> [Stored data entries]:

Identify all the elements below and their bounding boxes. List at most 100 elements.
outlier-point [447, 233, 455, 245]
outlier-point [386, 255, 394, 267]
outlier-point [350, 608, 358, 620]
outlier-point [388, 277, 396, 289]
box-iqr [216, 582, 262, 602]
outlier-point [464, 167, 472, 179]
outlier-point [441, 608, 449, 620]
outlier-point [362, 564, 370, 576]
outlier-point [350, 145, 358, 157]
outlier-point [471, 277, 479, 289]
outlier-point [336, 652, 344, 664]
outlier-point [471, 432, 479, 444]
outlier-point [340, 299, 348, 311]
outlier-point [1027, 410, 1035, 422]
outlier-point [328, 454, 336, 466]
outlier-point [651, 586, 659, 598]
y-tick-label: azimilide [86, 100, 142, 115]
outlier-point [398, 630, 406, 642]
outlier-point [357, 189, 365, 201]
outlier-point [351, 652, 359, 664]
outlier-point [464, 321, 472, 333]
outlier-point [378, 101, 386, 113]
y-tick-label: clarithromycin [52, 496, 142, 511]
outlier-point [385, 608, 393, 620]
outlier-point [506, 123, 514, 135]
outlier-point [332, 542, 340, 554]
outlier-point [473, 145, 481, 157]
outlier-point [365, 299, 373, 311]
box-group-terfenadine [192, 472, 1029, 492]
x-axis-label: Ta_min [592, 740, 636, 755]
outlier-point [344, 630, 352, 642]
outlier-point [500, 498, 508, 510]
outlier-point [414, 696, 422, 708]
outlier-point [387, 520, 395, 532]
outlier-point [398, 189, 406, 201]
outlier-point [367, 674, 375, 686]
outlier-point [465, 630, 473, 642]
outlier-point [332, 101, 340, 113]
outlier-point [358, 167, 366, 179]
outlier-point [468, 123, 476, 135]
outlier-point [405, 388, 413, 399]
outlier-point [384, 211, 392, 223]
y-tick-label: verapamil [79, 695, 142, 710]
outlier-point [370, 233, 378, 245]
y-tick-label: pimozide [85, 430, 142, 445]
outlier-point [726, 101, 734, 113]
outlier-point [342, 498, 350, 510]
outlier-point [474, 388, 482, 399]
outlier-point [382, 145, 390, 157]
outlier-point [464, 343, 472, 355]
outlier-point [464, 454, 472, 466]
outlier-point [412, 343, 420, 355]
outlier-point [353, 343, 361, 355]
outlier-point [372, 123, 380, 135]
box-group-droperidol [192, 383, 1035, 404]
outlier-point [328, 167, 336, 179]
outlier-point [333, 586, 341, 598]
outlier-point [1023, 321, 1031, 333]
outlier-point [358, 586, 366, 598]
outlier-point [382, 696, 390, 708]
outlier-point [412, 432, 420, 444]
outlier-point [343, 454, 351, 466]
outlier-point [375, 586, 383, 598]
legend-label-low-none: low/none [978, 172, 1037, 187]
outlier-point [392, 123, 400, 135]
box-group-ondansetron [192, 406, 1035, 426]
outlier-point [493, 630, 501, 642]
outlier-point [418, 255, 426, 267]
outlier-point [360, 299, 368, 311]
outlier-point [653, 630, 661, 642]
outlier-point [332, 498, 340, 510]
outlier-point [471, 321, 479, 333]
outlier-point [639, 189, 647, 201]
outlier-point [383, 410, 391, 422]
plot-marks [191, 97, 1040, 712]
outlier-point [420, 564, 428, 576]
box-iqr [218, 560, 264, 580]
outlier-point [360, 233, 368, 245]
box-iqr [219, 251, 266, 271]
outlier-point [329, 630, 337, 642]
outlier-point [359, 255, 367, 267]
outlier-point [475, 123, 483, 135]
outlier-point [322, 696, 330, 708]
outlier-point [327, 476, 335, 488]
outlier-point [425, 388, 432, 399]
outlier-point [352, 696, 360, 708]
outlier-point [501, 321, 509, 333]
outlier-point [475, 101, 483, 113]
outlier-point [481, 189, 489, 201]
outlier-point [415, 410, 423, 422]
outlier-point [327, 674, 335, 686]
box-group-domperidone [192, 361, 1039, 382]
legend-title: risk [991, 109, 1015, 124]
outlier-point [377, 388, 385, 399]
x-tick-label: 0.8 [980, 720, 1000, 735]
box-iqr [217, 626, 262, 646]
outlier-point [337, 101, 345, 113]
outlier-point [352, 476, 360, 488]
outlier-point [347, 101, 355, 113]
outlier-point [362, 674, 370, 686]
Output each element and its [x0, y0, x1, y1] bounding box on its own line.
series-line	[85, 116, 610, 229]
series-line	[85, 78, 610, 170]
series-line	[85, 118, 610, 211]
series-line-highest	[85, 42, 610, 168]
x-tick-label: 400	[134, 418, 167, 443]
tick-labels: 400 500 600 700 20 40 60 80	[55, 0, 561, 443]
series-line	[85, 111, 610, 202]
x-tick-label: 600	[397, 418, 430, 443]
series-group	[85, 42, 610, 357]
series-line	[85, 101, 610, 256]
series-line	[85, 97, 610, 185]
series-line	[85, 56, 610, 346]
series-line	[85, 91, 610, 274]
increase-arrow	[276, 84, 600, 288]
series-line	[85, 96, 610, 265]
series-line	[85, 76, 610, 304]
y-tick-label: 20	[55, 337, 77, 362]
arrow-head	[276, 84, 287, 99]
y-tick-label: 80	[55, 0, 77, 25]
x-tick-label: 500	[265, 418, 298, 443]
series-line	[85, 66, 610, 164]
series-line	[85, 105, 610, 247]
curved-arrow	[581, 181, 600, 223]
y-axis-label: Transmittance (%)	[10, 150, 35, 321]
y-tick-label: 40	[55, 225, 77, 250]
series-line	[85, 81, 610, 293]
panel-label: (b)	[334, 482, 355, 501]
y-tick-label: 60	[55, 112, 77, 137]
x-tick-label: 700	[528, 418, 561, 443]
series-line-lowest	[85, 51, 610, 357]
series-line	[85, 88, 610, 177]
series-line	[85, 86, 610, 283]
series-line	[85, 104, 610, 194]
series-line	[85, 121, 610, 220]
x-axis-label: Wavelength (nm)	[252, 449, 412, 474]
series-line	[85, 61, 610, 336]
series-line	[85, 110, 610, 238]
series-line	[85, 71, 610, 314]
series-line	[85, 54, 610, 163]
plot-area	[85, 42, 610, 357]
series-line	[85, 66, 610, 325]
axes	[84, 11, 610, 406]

> [DO THIS]: Repeat all of the data above line for line, changing nothing.

> [SOLUTION TO THE PROBLEM]:
Identify all the elements below and their bounding boxes. List at most 100 elements.
outlier-point [447, 233, 455, 245]
outlier-point [386, 255, 394, 267]
outlier-point [350, 608, 358, 620]
outlier-point [388, 277, 396, 289]
box-iqr [216, 582, 262, 602]
outlier-point [464, 167, 472, 179]
outlier-point [441, 608, 449, 620]
outlier-point [362, 564, 370, 576]
outlier-point [350, 145, 358, 157]
outlier-point [471, 277, 479, 289]
outlier-point [336, 652, 344, 664]
outlier-point [471, 432, 479, 444]
outlier-point [340, 299, 348, 311]
outlier-point [1027, 410, 1035, 422]
outlier-point [328, 454, 336, 466]
outlier-point [651, 586, 659, 598]
y-tick-label: azimilide [86, 100, 142, 115]
outlier-point [398, 630, 406, 642]
outlier-point [357, 189, 365, 201]
outlier-point [351, 652, 359, 664]
outlier-point [464, 321, 472, 333]
outlier-point [378, 101, 386, 113]
y-tick-label: clarithromycin [52, 496, 142, 511]
outlier-point [385, 608, 393, 620]
outlier-point [506, 123, 514, 135]
outlier-point [332, 542, 340, 554]
outlier-point [473, 145, 481, 157]
outlier-point [365, 299, 373, 311]
box-group-terfenadine [192, 472, 1029, 492]
x-axis-label: Ta_min [592, 740, 636, 755]
outlier-point [344, 630, 352, 642]
outlier-point [500, 498, 508, 510]
outlier-point [414, 696, 422, 708]
outlier-point [387, 520, 395, 532]
outlier-point [398, 189, 406, 201]
outlier-point [367, 674, 375, 686]
outlier-point [465, 630, 473, 642]
outlier-point [332, 101, 340, 113]
outlier-point [358, 167, 366, 179]
outlier-point [468, 123, 476, 135]
outlier-point [405, 388, 413, 399]
outlier-point [384, 211, 392, 223]
y-tick-label: verapamil [79, 695, 142, 710]
outlier-point [370, 233, 378, 245]
y-tick-label: pimozide [85, 430, 142, 445]
outlier-point [726, 101, 734, 113]
outlier-point [342, 498, 350, 510]
outlier-point [474, 388, 482, 399]
outlier-point [382, 145, 390, 157]
outlier-point [464, 343, 472, 355]
outlier-point [464, 454, 472, 466]
outlier-point [412, 343, 420, 355]
outlier-point [353, 343, 361, 355]
outlier-point [372, 123, 380, 135]
box-group-droperidol [192, 383, 1035, 404]
outlier-point [328, 167, 336, 179]
outlier-point [333, 586, 341, 598]
outlier-point [1023, 321, 1031, 333]
outlier-point [358, 586, 366, 598]
outlier-point [382, 696, 390, 708]
outlier-point [412, 432, 420, 444]
outlier-point [343, 454, 351, 466]
outlier-point [375, 586, 383, 598]
legend-label-low-none: low/none [978, 172, 1037, 187]
outlier-point [392, 123, 400, 135]
box-group-ondansetron [192, 406, 1035, 426]
outlier-point [493, 630, 501, 642]
outlier-point [418, 255, 426, 267]
outlier-point [360, 299, 368, 311]
outlier-point [653, 630, 661, 642]
outlier-point [332, 498, 340, 510]
outlier-point [471, 321, 479, 333]
outlier-point [639, 189, 647, 201]
outlier-point [383, 410, 391, 422]
plot-marks [191, 97, 1040, 712]
outlier-point [420, 564, 428, 576]
box-iqr [218, 560, 264, 580]
outlier-point [360, 233, 368, 245]
box-iqr [219, 251, 266, 271]
outlier-point [329, 630, 337, 642]
outlier-point [359, 255, 367, 267]
outlier-point [475, 123, 483, 135]
outlier-point [322, 696, 330, 708]
outlier-point [327, 476, 335, 488]
outlier-point [425, 388, 432, 399]
outlier-point [352, 696, 360, 708]
outlier-point [501, 321, 509, 333]
outlier-point [475, 101, 483, 113]
outlier-point [481, 189, 489, 201]
outlier-point [415, 410, 423, 422]
outlier-point [327, 674, 335, 686]
box-group-domperidone [192, 361, 1039, 382]
legend-title: risk [991, 109, 1015, 124]
outlier-point [377, 388, 385, 399]
x-tick-label: 0.8 [980, 720, 1000, 735]
box-iqr [217, 626, 262, 646]
outlier-point [337, 101, 345, 113]
outlier-point [352, 476, 360, 488]
outlier-point [347, 101, 355, 113]
outlier-point [362, 674, 370, 686]
Output each element and its [x0, y0, x1, y1] bounding box on its own line.
series-line	[85, 116, 610, 229]
series-line	[85, 78, 610, 170]
series-line	[85, 118, 610, 211]
series-line-highest	[85, 42, 610, 168]
x-tick-label: 400	[134, 418, 167, 443]
tick-labels: 400 500 600 700 20 40 60 80	[55, 0, 561, 443]
series-line	[85, 111, 610, 202]
x-tick-label: 600	[397, 418, 430, 443]
series-group	[85, 42, 610, 357]
series-line	[85, 101, 610, 256]
series-line	[85, 97, 610, 185]
series-line	[85, 56, 610, 346]
series-line	[85, 91, 610, 274]
increase-arrow	[276, 84, 600, 288]
series-line	[85, 96, 610, 265]
series-line	[85, 76, 610, 304]
y-tick-label: 20	[55, 337, 77, 362]
arrow-head	[276, 84, 287, 99]
y-tick-label: 80	[55, 0, 77, 25]
x-tick-label: 500	[265, 418, 298, 443]
series-line	[85, 66, 610, 164]
series-line	[85, 105, 610, 247]
curved-arrow	[581, 181, 600, 223]
y-axis-label: Transmittance (%)	[10, 150, 35, 321]
y-tick-label: 40	[55, 225, 77, 250]
series-line	[85, 81, 610, 293]
panel-label: (b)	[334, 482, 355, 501]
y-tick-label: 60	[55, 112, 77, 137]
x-tick-label: 700	[528, 418, 561, 443]
series-line-lowest	[85, 51, 610, 357]
series-line	[85, 88, 610, 177]
series-line	[85, 86, 610, 283]
series-line	[85, 104, 610, 194]
series-line	[85, 121, 610, 220]
x-axis-label: Wavelength (nm)	[252, 449, 412, 474]
series-line	[85, 61, 610, 336]
series-line	[85, 110, 610, 238]
series-line	[85, 71, 610, 314]
series-line	[85, 54, 610, 163]
plot-area	[85, 42, 610, 357]
series-line	[85, 66, 610, 325]
axes	[84, 11, 610, 406]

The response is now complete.